AIM OF THE TASK
Reproduce every line of the listing as written, apart from the pictures.

-- Begin MATERIAL SUPPLIED --

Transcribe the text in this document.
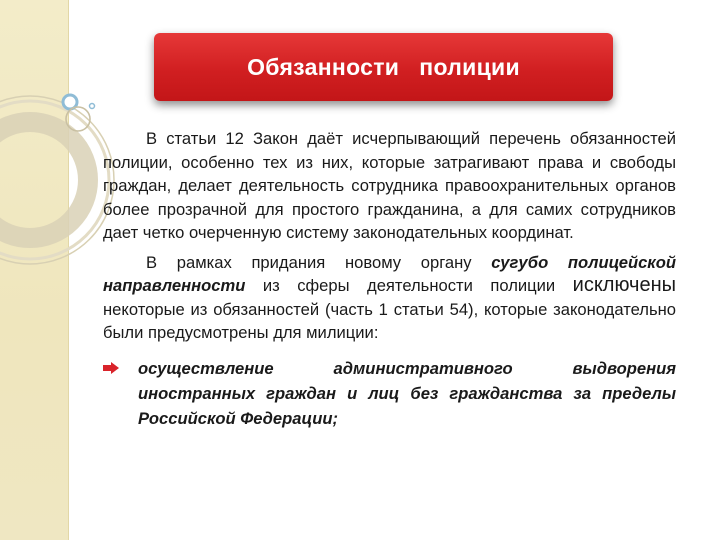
Обязанности   полиции

В статьи 12 Закон даёт исчерпывающий перечень обязанностей полиции, особенно тех из них, которые затрагивают права и свободы граждан, делает деятельность сотрудника правоохранительных органов более прозрачной для простого гражданина, а для самих сотрудников дает четко очерченную систему законодательных координат.

В рамках придания новому органу сугубо полицейской направленности из сферы деятельности полиции исключены некоторые из обязанностей (часть 1 статьи 54), которые законодательно были предусмотрены для милиции:

осуществление административного выдворения иностранных граждан и лиц без гражданства за пределы Российской Федерации;
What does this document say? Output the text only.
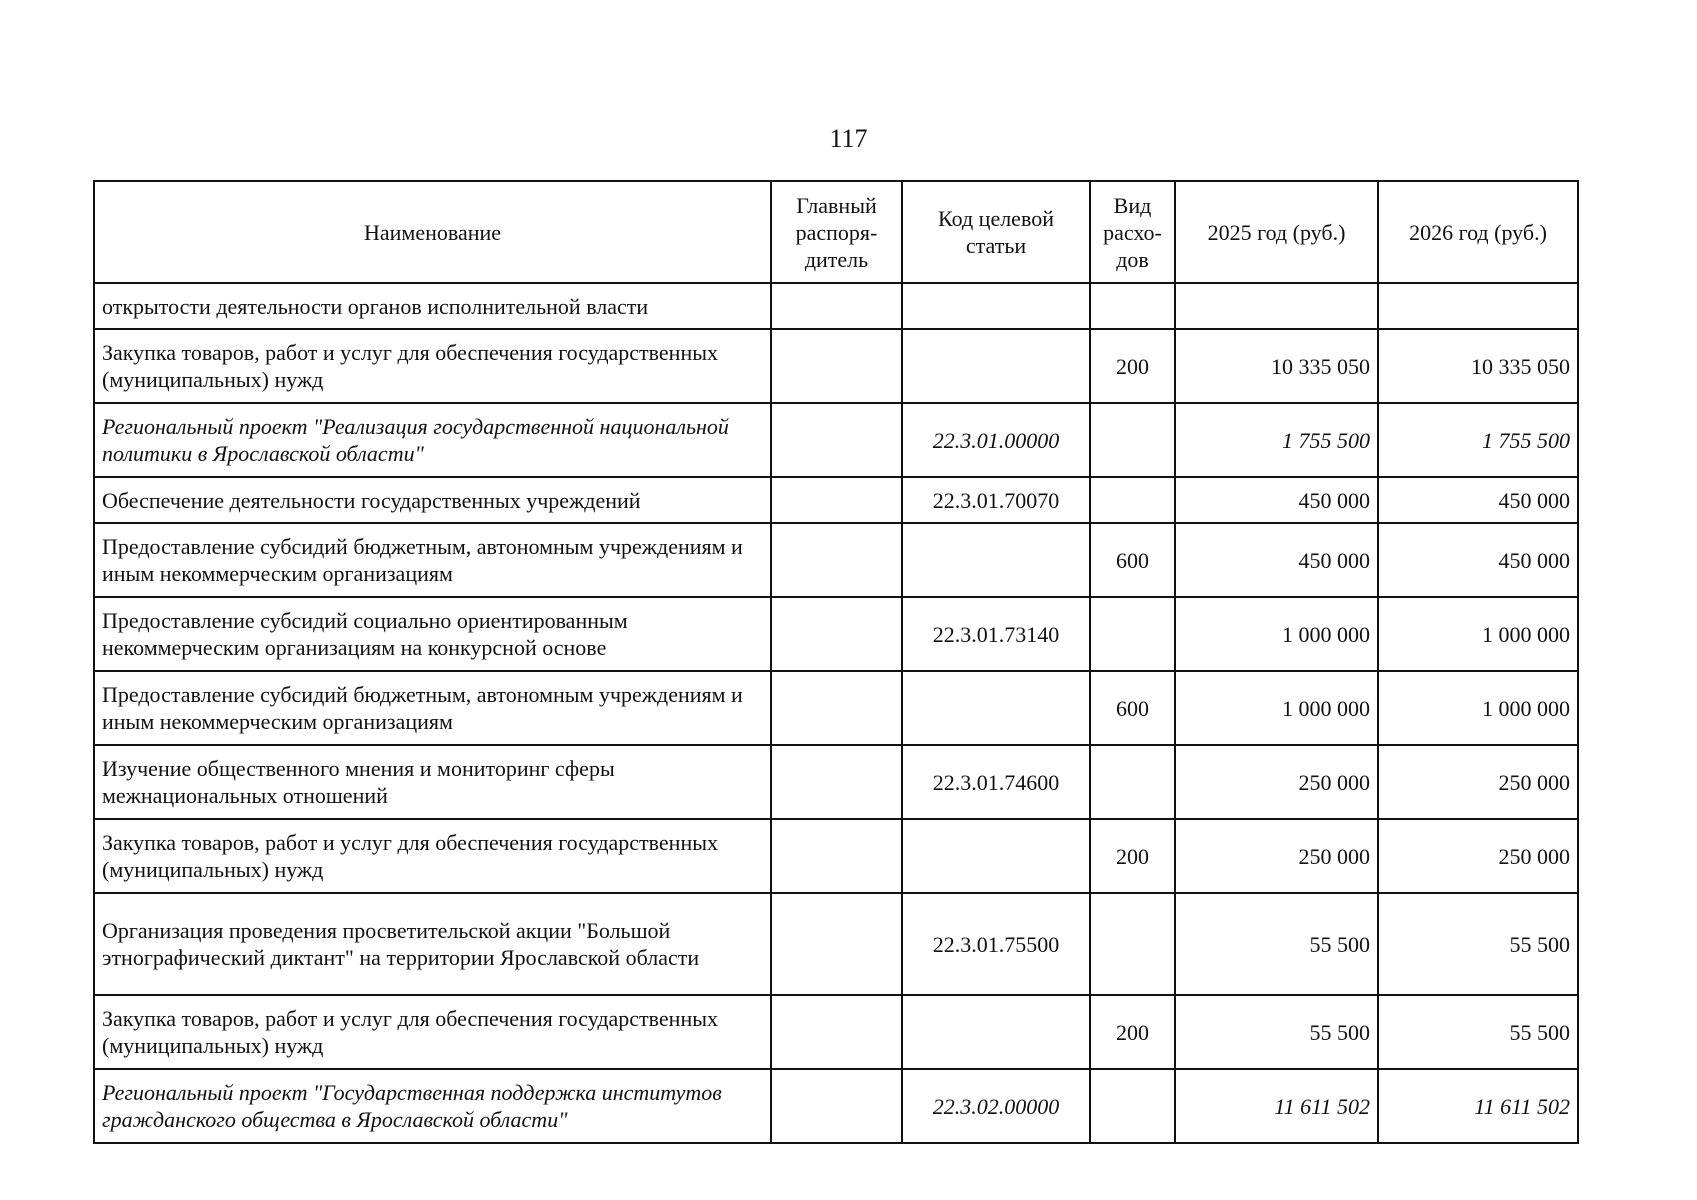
117
Наименование	Главный распоря- дитель	Код целевой статьи	Вид расхо- дов	2025 год (руб.)	2026 год (руб.)
открытости деятельности органов исполнительной власти					
Закупка товаров, работ и услуг для обеспечения государственных (муниципальных) нужд			200	10 335 050	10 335 050
Региональный проект "Реализация государственной национальной политики в Ярославской области"		22.3.01.00000		1 755 500	1 755 500
Обеспечение деятельности государственных учреждений		22.3.01.70070		450 000	450 000
Предоставление субсидий бюджетным, автономным учреждениям и иным некоммерческим организациям			600	450 000	450 000
Предоставление субсидий социально ориентированным некоммерческим организациям на конкурсной основе		22.3.01.73140		1 000 000	1 000 000
Предоставление субсидий бюджетным, автономным учреждениям и иным некоммерческим организациям			600	1 000 000	1 000 000
Изучение общественного мнения и мониторинг сферы межнациональных отношений		22.3.01.74600		250 000	250 000
Закупка товаров, работ и услуг для обеспечения государственных (муниципальных) нужд			200	250 000	250 000
Организация проведения просветительской акции "Большой этнографический диктант" на территории Ярославской области		22.3.01.75500		55 500	55 500
Закупка товаров, работ и услуг для обеспечения государственных (муниципальных) нужд			200	55 500	55 500
Региональный проект "Государственная поддержка институтов гражданского общества в Ярославской области"		22.3.02.00000		11 611 502	11 611 502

-- End MATERIAL SUPPLIED --

EXERCISE OUTPUT
Transcribe the text in this document.
Обязанности   полиции

В статьи 12 Закон даёт исчерпывающий перечень обязанностей полиции, особенно тех из них, которые затрагивают права и свободы граждан, делает деятельность сотрудника правоохранительных органов более прозрачной для простого гражданина, а для самих сотрудников дает четко очерченную систему законодательных координат.

В рамках придания новому органу сугубо полицейской направленности из сферы деятельности полиции исключены некоторые из обязанностей (часть 1 статьи 54), которые законодательно были предусмотрены для милиции:

осуществление административного выдворения иностранных граждан и лиц без гражданства за пределы Российской Федерации;
What does this document say? Output the text only.
117
Наименование	Главный распоря- дитель	Код целевой статьи	Вид расхо- дов	2025 год (руб.)	2026 год (руб.)
открытости деятельности органов исполнительной власти					
Закупка товаров, работ и услуг для обеспечения государственных (муниципальных) нужд			200	10 335 050	10 335 050
Региональный проект "Реализация государственной национальной политики в Ярославской области"		22.3.01.00000		1 755 500	1 755 500
Обеспечение деятельности государственных учреждений		22.3.01.70070		450 000	450 000
Предоставление субсидий бюджетным, автономным учреждениям и иным некоммерческим организациям			600	450 000	450 000
Предоставление субсидий социально ориентированным некоммерческим организациям на конкурсной основе		22.3.01.73140		1 000 000	1 000 000
Предоставление субсидий бюджетным, автономным учреждениям и иным некоммерческим организациям			600	1 000 000	1 000 000
Изучение общественного мнения и мониторинг сферы межнациональных отношений		22.3.01.74600		250 000	250 000
Закупка товаров, работ и услуг для обеспечения государственных (муниципальных) нужд			200	250 000	250 000
Организация проведения просветительской акции "Большой этнографический диктант" на территории Ярославской области		22.3.01.75500		55 500	55 500
Закупка товаров, работ и услуг для обеспечения государственных (муниципальных) нужд			200	55 500	55 500
Региональный проект "Государственная поддержка институтов гражданского общества в Ярославской области"		22.3.02.00000		11 611 502	11 611 502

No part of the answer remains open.